╭─ Material for the task
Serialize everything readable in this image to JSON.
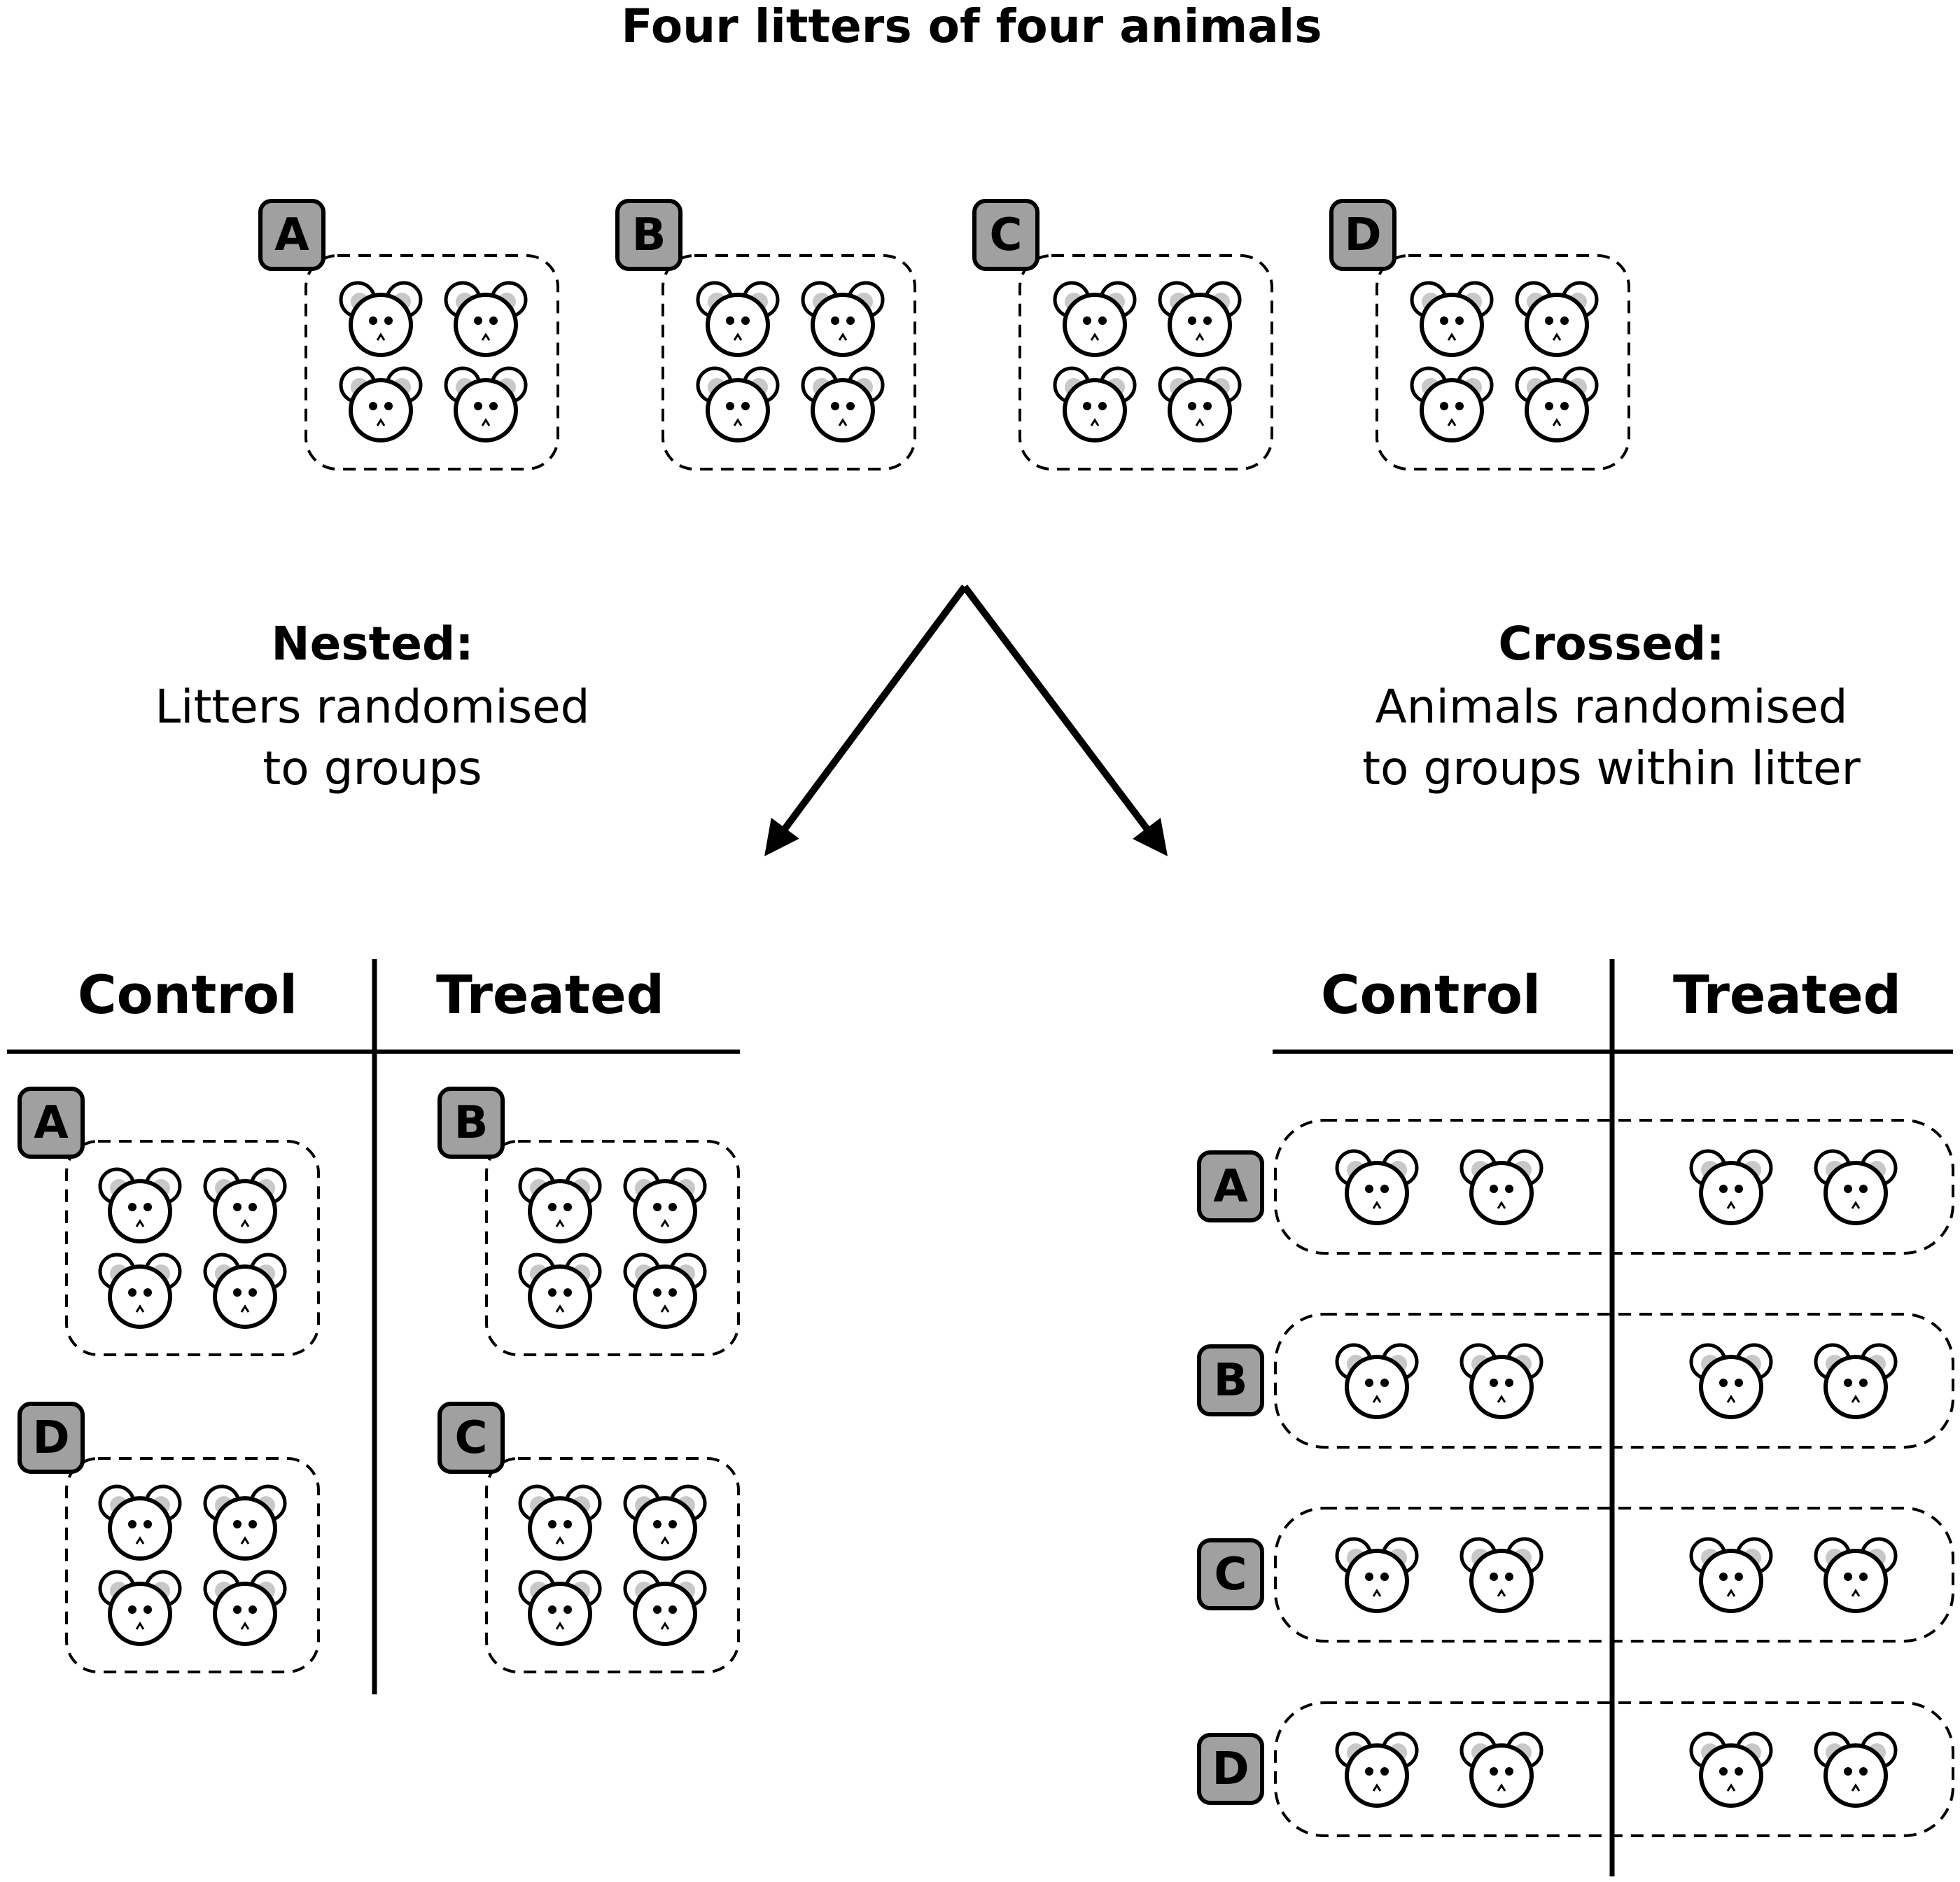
{
  "title": "Four litters of four animals",
  "litters": [
    "A",
    "B",
    "C",
    "D"
  ],
  "nested": {
    "heading": "Nested:",
    "description_lines": [
      "Litters randomised",
      "to groups"
    ],
    "control_label": "Control",
    "treated_label": "Treated",
    "control_litters": [
      "A",
      "D"
    ],
    "treated_litters": [
      "B",
      "C"
    ]
  },
  "crossed": {
    "heading": "Crossed:",
    "description_lines": [
      "Animals randomised",
      "to groups within litter"
    ],
    "control_label": "Control",
    "treated_label": "Treated",
    "litters": [
      "A",
      "B",
      "C",
      "D"
    ]
  },
  "icons": {
    "animal": "mouse-face-icon",
    "litter_badge": "litter-badge"
  },
  "colors": {
    "badge_fill": "#a0a0a0",
    "ear_fill": "#c8c8c8",
    "line": "#000000",
    "background": "#ffffff"
  }
}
╰─
Above are records to transcribe exactly; leave their pictures out.

**Output of the task:**
Serialize everything readable in this image to JSON.
{
  "title": "Four litters of four animals",
  "litters": [
    "A",
    "B",
    "C",
    "D"
  ],
  "nested": {
    "heading": "Nested:",
    "description_lines": [
      "Litters randomised",
      "to groups"
    ],
    "control_label": "Control",
    "treated_label": "Treated",
    "control_litters": [
      "A",
      "D"
    ],
    "treated_litters": [
      "B",
      "C"
    ]
  },
  "crossed": {
    "heading": "Crossed:",
    "description_lines": [
      "Animals randomised",
      "to groups within litter"
    ],
    "control_label": "Control",
    "treated_label": "Treated",
    "litters": [
      "A",
      "B",
      "C",
      "D"
    ]
  },
  "icons": {
    "animal": "mouse-face-icon",
    "litter_badge": "litter-badge"
  },
  "colors": {
    "badge_fill": "#a0a0a0",
    "ear_fill": "#c8c8c8",
    "line": "#000000",
    "background": "#ffffff"
  }
}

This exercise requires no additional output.